Items listed in a dataset:
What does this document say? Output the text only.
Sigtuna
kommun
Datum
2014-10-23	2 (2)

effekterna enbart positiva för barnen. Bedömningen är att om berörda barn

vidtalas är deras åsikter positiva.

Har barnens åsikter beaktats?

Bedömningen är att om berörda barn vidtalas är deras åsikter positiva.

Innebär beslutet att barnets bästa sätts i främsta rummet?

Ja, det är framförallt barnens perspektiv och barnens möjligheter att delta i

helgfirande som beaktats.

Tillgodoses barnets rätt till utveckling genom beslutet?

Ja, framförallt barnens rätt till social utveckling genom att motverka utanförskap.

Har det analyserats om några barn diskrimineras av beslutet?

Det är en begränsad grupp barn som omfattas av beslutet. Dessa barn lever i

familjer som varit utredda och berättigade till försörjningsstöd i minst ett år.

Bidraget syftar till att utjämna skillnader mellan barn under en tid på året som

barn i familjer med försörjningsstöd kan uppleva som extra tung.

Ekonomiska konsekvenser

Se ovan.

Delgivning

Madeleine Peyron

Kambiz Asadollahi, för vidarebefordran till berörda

= To do =
The records shown above are to be copied exactly, every one of them.

= Task solution =
What does this document say? Output the text only.
Sigtuna
kommun
Datum
2014-10-23	2 (2)

effekterna enbart positiva för barnen. Bedömningen är att om berörda barn

vidtalas är deras åsikter positiva.

Har barnens åsikter beaktats?

Bedömningen är att om berörda barn vidtalas är deras åsikter positiva.

Innebär beslutet att barnets bästa sätts i främsta rummet?

Ja, det är framförallt barnens perspektiv och barnens möjligheter att delta i

helgfirande som beaktats.

Tillgodoses barnets rätt till utveckling genom beslutet?

Ja, framförallt barnens rätt till social utveckling genom att motverka utanförskap.

Har det analyserats om några barn diskrimineras av beslutet?

Det är en begränsad grupp barn som omfattas av beslutet. Dessa barn lever i

familjer som varit utredda och berättigade till försörjningsstöd i minst ett år.

Bidraget syftar till att utjämna skillnader mellan barn under en tid på året som

barn i familjer med försörjningsstöd kan uppleva som extra tung.

Ekonomiska konsekvenser

Se ovan.

Delgivning

Madeleine Peyron

Kambiz Asadollahi, för vidarebefordran till berörda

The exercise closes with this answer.